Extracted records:
>> begin

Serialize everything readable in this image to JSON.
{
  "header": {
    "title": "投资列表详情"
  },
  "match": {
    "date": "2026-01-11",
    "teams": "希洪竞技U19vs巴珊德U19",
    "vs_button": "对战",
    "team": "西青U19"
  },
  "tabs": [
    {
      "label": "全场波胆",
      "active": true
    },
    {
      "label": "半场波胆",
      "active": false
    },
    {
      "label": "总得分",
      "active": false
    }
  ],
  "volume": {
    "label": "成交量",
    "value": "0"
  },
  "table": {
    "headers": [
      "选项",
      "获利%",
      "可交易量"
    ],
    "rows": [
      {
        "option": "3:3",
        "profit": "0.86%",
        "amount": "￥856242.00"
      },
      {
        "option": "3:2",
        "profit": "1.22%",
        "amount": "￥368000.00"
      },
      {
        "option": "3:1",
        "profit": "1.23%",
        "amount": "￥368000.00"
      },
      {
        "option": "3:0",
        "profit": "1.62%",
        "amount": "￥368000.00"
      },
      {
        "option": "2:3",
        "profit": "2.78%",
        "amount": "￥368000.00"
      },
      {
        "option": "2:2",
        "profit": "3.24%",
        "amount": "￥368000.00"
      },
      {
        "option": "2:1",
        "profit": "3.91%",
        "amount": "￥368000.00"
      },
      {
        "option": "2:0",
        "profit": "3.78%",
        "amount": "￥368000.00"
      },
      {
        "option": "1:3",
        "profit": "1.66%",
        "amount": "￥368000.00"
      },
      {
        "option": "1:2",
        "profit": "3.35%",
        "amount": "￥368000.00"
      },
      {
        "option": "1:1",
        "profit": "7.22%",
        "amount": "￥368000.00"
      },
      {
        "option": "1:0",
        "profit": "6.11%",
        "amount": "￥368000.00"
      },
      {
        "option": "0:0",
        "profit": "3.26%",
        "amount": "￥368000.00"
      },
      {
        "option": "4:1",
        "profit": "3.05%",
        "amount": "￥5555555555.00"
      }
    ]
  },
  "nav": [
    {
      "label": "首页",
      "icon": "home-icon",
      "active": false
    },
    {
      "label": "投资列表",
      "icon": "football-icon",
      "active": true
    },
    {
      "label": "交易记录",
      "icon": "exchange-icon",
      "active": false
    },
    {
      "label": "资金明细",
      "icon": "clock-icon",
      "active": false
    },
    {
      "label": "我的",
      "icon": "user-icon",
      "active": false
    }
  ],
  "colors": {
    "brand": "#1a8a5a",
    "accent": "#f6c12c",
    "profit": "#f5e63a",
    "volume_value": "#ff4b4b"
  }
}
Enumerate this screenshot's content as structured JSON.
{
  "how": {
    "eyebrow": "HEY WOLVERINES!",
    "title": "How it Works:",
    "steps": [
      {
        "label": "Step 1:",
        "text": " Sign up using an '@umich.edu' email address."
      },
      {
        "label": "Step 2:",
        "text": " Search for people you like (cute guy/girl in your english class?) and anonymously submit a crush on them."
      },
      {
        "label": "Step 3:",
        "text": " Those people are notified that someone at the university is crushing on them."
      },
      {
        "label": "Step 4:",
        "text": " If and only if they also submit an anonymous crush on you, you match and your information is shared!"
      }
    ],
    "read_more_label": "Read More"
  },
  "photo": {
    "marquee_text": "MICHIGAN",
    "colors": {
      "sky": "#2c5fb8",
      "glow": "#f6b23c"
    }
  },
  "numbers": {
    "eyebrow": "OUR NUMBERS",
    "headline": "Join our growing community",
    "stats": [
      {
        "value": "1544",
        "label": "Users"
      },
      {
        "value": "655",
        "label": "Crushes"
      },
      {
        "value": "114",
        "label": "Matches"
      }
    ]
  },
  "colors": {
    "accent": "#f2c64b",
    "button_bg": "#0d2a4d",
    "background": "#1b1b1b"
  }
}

>> end

Everything in the listing above should be restated exactly.

▸ **Correct answer**:
Serialize everything readable in this image to JSON.
{
  "header": {
    "title": "投资列表详情"
  },
  "match": {
    "date": "2026-01-11",
    "teams": "希洪竞技U19vs巴珊德U19",
    "vs_button": "对战",
    "team": "西青U19"
  },
  "tabs": [
    {
      "label": "全场波胆",
      "active": true
    },
    {
      "label": "半场波胆",
      "active": false
    },
    {
      "label": "总得分",
      "active": false
    }
  ],
  "volume": {
    "label": "成交量",
    "value": "0"
  },
  "table": {
    "headers": [
      "选项",
      "获利%",
      "可交易量"
    ],
    "rows": [
      {
        "option": "3:3",
        "profit": "0.86%",
        "amount": "￥856242.00"
      },
      {
        "option": "3:2",
        "profit": "1.22%",
        "amount": "￥368000.00"
      },
      {
        "option": "3:1",
        "profit": "1.23%",
        "amount": "￥368000.00"
      },
      {
        "option": "3:0",
        "profit": "1.62%",
        "amount": "￥368000.00"
      },
      {
        "option": "2:3",
        "profit": "2.78%",
        "amount": "￥368000.00"
      },
      {
        "option": "2:2",
        "profit": "3.24%",
        "amount": "￥368000.00"
      },
      {
        "option": "2:1",
        "profit": "3.91%",
        "amount": "￥368000.00"
      },
      {
        "option": "2:0",
        "profit": "3.78%",
        "amount": "￥368000.00"
      },
      {
        "option": "1:3",
        "profit": "1.66%",
        "amount": "￥368000.00"
      },
      {
        "option": "1:2",
        "profit": "3.35%",
        "amount": "￥368000.00"
      },
      {
        "option": "1:1",
        "profit": "7.22%",
        "amount": "￥368000.00"
      },
      {
        "option": "1:0",
        "profit": "6.11%",
        "amount": "￥368000.00"
      },
      {
        "option": "0:0",
        "profit": "3.26%",
        "amount": "￥368000.00"
      },
      {
        "option": "4:1",
        "profit": "3.05%",
        "amount": "￥5555555555.00"
      }
    ]
  },
  "nav": [
    {
      "label": "首页",
      "icon": "home-icon",
      "active": false
    },
    {
      "label": "投资列表",
      "icon": "football-icon",
      "active": true
    },
    {
      "label": "交易记录",
      "icon": "exchange-icon",
      "active": false
    },
    {
      "label": "资金明细",
      "icon": "clock-icon",
      "active": false
    },
    {
      "label": "我的",
      "icon": "user-icon",
      "active": false
    }
  ],
  "colors": {
    "brand": "#1a8a5a",
    "accent": "#f6c12c",
    "profit": "#f5e63a",
    "volume_value": "#ff4b4b"
  }
}
Enumerate this screenshot's content as structured JSON.
{
  "how": {
    "eyebrow": "HEY WOLVERINES!",
    "title": "How it Works:",
    "steps": [
      {
        "label": "Step 1:",
        "text": " Sign up using an '@umich.edu' email address."
      },
      {
        "label": "Step 2:",
        "text": " Search for people you like (cute guy/girl in your english class?) and anonymously submit a crush on them."
      },
      {
        "label": "Step 3:",
        "text": " Those people are notified that someone at the university is crushing on them."
      },
      {
        "label": "Step 4:",
        "text": " If and only if they also submit an anonymous crush on you, you match and your information is shared!"
      }
    ],
    "read_more_label": "Read More"
  },
  "photo": {
    "marquee_text": "MICHIGAN",
    "colors": {
      "sky": "#2c5fb8",
      "glow": "#f6b23c"
    }
  },
  "numbers": {
    "eyebrow": "OUR NUMBERS",
    "headline": "Join our growing community",
    "stats": [
      {
        "value": "1544",
        "label": "Users"
      },
      {
        "value": "655",
        "label": "Crushes"
      },
      {
        "value": "114",
        "label": "Matches"
      }
    ]
  },
  "colors": {
    "accent": "#f2c64b",
    "button_bg": "#0d2a4d",
    "background": "#1b1b1b"
  }
}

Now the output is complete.